**Extracted text**:
#####
Divorce is one of those steps in life that you may go through and will never stop to think about what life is actually going to be like after the divorce.
So much time and energy goes into getting through the divorce itself and negotiating on the “terms” of your divorce that you may find it hard to catch your breath and consider what it will actually be like to live as a single adult once your divorce concludes.
What are the important steps to take in order to prepare for your post-divorce life and how can you balance taking care of those issues with ensuring your divorce is done correctly? We will go that information in today’s blog post from the Law Office of Bryan Fagan, PLLC.
Ask yourself to consider what role you took in handling the household finances while you were married
In many marriages, one spouse ends up being the financial person and the other ends up taking a less than active role in handling the money coming into and going out of the family.
That’s not to say that there is anything wrong with you if you were not the most diligent of financial managers for your family. Most people do not take a strong interest in the finances of their family other than making sure the bills are paid and there is enough money left over to pay bills, feed the kids and maybe go on the occasional trip or vacation.
If, on the other hand, you are a financially inclined person and have always been the spouse who handles the family finances then you will be in an advantageous position when it comes time to prepare for your divorce.
You already understand what it takes from a financial perspective run a household and are probably pretty adept at managing money and keeping yourself in a position where your financial discipline is high.
That sort of financial discipline and knowledge will come in handy if you are faced with an unexpected divorce. While there will be many issues swirling around your head- custody issues with the kids, the emotional components to divorce and the turning over of your entire world, just to name a few- it is likely that handling money on a personal level will not be a significant stressor for you.
Being financially independent can mean less stress and more peace of mind during a divorce
There is a fine line between being a committed spouse and leaving yourself vulnerable financially in the event of a divorce. Being able to act if you need to, without the financial assistance of your spouse, can come in handy.
Let’s go into some steps you can take in your life to set yourself up for financial security during your marriage. It’s by taking these steps now that you can prevent issues for yourself down the road.
#####
**Records shown**:
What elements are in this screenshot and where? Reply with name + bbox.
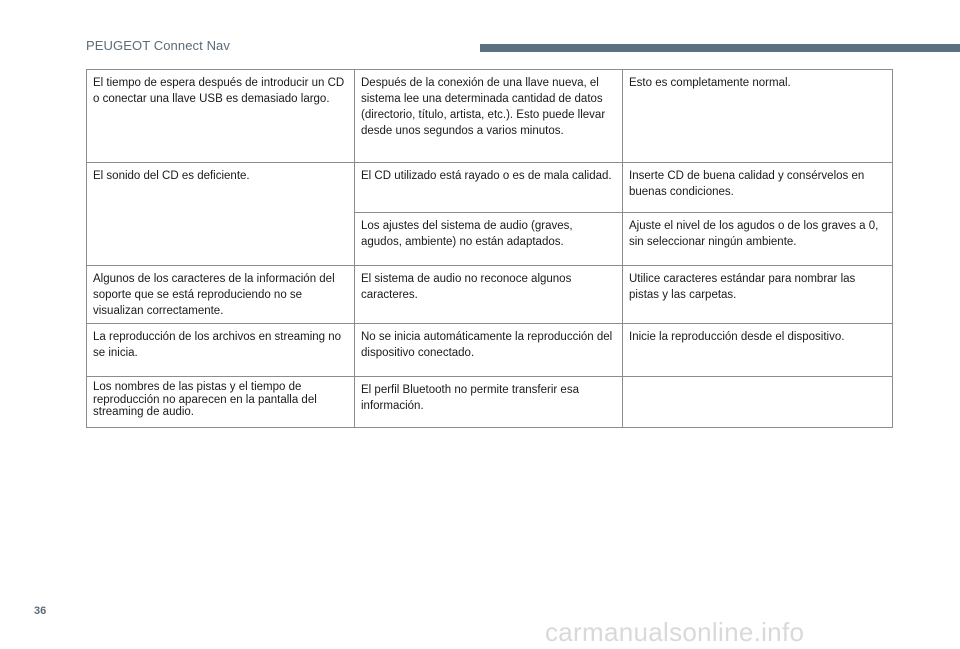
cause-cell: No se inicia automáticamente la reproducción del dispositivo conectado. — [355, 324, 623, 377]
table-row — [87, 163, 893, 213]
solution-cell: Esto es completamente normal. — [623, 70, 893, 163]
solution-cell: Utilice caracteres estándar para nombrar las pistas y las carpetas. — [623, 266, 893, 324]
solution-cell: Inicie la reproducción desde el dispositivo. — [623, 324, 893, 377]
problem-cell: El tiempo de espera después de introducir un CD o conectar una llave USB es demasiado largo. — [87, 70, 355, 163]
problem-cell: El sonido del CD es deficiente. — [87, 163, 355, 266]
cause-cell: Los ajustes del sistema de audio (graves, agudos, ambiente) no están adaptados. — [355, 213, 623, 266]
cause-cell: El sistema de audio no reconoce algunos caracteres. — [355, 266, 623, 324]
watermark: carmanualsonline.info — [545, 617, 805, 647]
cause-cell: Después de la conexión de una llave nueva, el sistema lee una determinada cantidad de datos (directorio, título, artista, etc.). Esto puede llevar desde unos segundos a varios minutos. — [355, 70, 623, 163]
page-number: 36 — [34, 605, 47, 617]
problem-cell: Algunos de los caracteres de la información del soporte que se está reproduciendo no se visualizan correctamente. — [87, 266, 355, 324]
problem-cell: Los nombres de las pistas y el tiempo de reproducción no aparecen en la pantalla del streaming de audio. — [87, 377, 355, 428]
cause-cell: El perfil Bluetooth no permite transferir esa información. — [355, 377, 623, 428]
solution-cell: Inserte CD de buena calidad y consérvelos en buenas condiciones. — [623, 163, 893, 213]
troubleshooting-table — [86, 69, 893, 428]
cause-cell: El CD utilizado está rayado o es de mala calidad. — [355, 163, 623, 213]
problem-cell: La reproducción de los archivos en streaming no se inicia. — [87, 324, 355, 377]
solution-cell: Ajuste el nivel de los agudos o de los graves a 0, sin seleccionar ningún ambiente. — [623, 213, 893, 266]
solution-cell — [623, 377, 893, 428]
table-row — [87, 377, 893, 428]
header-accent-bar — [480, 44, 960, 52]
table-row — [87, 324, 893, 377]
document-header-title: PEUGEOT Connect Nav — [86, 38, 230, 53]
table-row — [87, 70, 893, 163]
table-row — [87, 266, 893, 324]
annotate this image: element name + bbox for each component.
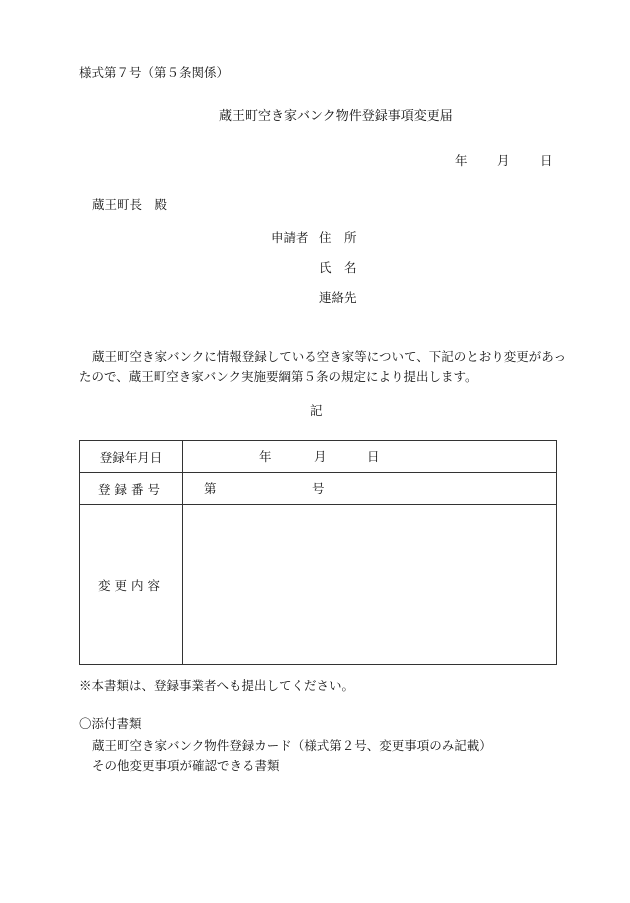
date-day: 日 [540, 153, 553, 168]
reg-number-prefix: 第 [204, 481, 217, 496]
note: ※本書類は、登録事業者へも提出してください。 [79, 678, 355, 693]
name-label: 氏 名 [319, 260, 357, 275]
change-content-value[interactable] [183, 505, 557, 665]
registration-date-value[interactable] [183, 441, 557, 473]
registration-number-label: 登録番号 [80, 473, 183, 505]
table-row [80, 473, 557, 505]
date-month: 月 [497, 153, 510, 168]
address-label: 住 所 [319, 230, 357, 245]
attachment-item: その他変更事項が確認できる書類 [92, 758, 280, 773]
form-number: 様式第７号（第５条関係） [79, 65, 230, 80]
registration-date-label: 登録年月日 [80, 441, 183, 473]
table-row [80, 505, 557, 665]
ki-heading: 記 [310, 403, 323, 418]
registration-table [79, 440, 557, 665]
reg-year: 年 [259, 449, 272, 464]
body-line-2: たので、蔵王町空き家バンク実施要綱第５条の規定により提出します。 [79, 369, 478, 384]
date-year: 年 [455, 153, 468, 168]
applicant-label: 申請者 [271, 230, 309, 245]
change-content-label: 変更内容 [80, 505, 183, 665]
reg-day: 日 [367, 449, 380, 464]
contact-label: 連絡先 [319, 290, 357, 305]
body-line-1: 蔵王町空き家バンクに情報登録している空き家等について、下記のとおり変更があっ [92, 349, 567, 364]
attachments-heading: 〇添付書類 [79, 716, 142, 731]
registration-number-value[interactable] [183, 473, 557, 505]
addressee: 蔵王町長 殿 [92, 197, 168, 212]
document-title: 蔵王町空き家バンク物件登録事項変更届 [219, 109, 453, 124]
attachment-item: 蔵王町空き家バンク物件登録カード（様式第２号、変更事項のみ記載） [92, 738, 492, 753]
reg-number-suffix: 号 [312, 481, 325, 496]
reg-month: 月 [314, 449, 327, 464]
table-row [80, 441, 557, 473]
#####
**Problems**:
1. Transcribe the part of the divorce blog post starting at "That’s not to" and ending at "discipline is high.".
2. Which law office is the divorce blog post from?
3. Write the next part of the divorce blog post, picking up after its last sentence.

**Answers for this exercise**:
1.
That’s not to say that there is anything wrong with you if you were not the most diligent of financial managers for your family. Most people do not take a strong interest in the finances of their family other than making sure the bills are paid and there is enough money left over to pay bills, feed the kids and maybe go on the occasional trip or vacation.
If, on the other hand, you are a financially inclined person and have always been the spouse who handles the family finances then you will be in an advantageous position when it comes time to prepare for your divorce.
You already understand what it takes from a financial perspective run a household and are probably pretty adept at managing money and keeping yourself in a position where your financial discipline is high.

2. The Law Office of Bryan Fagan, PLLC.

3.
Keep your finances organized even when that is not easy
Nobody has enough time to be as organized as they would like. I’m sure you’re no different. If we all had an unlimited amount of time to file our lives away we would never lose anything and we would always be able to locate every bank statement, tax form and mortgage document relevant to our lives.
Fortunately, most of us have lives that involve other people and events that preclude our being able to put all of our efforts into keeping our lives organized. Is there a middle ground that we can reach for?
Absolutely, yes. At the very least you should have hard copies available of all important financial documents for your family. Bank account information, safety deposit box locations, insurance policies including beneficiaries for each as well as investment statements.
These are the sort of information that you will need to be able to quickly provide to an attorney if you do need to prepare for a divorce. Then, after your divorce, you can rely on your organization to begin to transition your accounts, and your life in general, into that of a single rather than married person.
Transition yourself into single person bank accounts
I am not giving advice that during marriage you and your spouse should necessarily have your own bank accounts. If you both are committed to the marriage and have the same goals in mind it is great to share a bank account for no other reason than it makes you both be accountable to one another. If you do something significant with the funds in that account your spouse will know about it and vice versa.
However, in the event that it becomes necessary for you to file for divorce you should open up your own bank account that your spouse has no access to. You can keep your paychecks there and have some seed money for after the divorce as well. This isn’t being overly deceitful or spiteful of your spouse- it’s protecting yourself in the present and future from a financial perspective.
Budget and save
These two concepts go hand in hand as far as I’m concerned. If you have never lived on a budget a divorce is a great time to start. For one, your income is going to change after the divorce as you transition from most likely a dual income to a sole-income family. Planning the path of each dollar you earn prior to the start of a month can be empowering to the extent that you control where the money is going.
As you begin to plan for every dollar’s purpose, you will likely find that there is leftover money at the end of the month. This extra cash can be saved for retirement or applied to debts that you have incurred throughout your life and divorce. This sort of financial planning is not possible unless you budget well and know where your money is going before it gets there.
Questions about planning for a divorce? Contact the Law Office of Bryan Fagan, PLLC
If you are considering a divorce, if you have time to worry then you also have time to think and be proactive. Meeting with a licensed family lawattorney with the Law Office of Bryan Fagan, PLLC is the sort of proactive behavior that you can stand to benefit from. A free of charge consultation with one of our attorneys is available six days a week.
If you want to know more about what you can do, CLICK the button below to get your FREE E-book: “16 Steps to Help You Plan & Prepare for Your Texas Divorce”
If you want to know more about how to prepare, CLICK the button below to get your FREE E-book: “13 Dirty Tricks to Watch Out For in Your Texas Divorce, and How to Counter Them" Today!”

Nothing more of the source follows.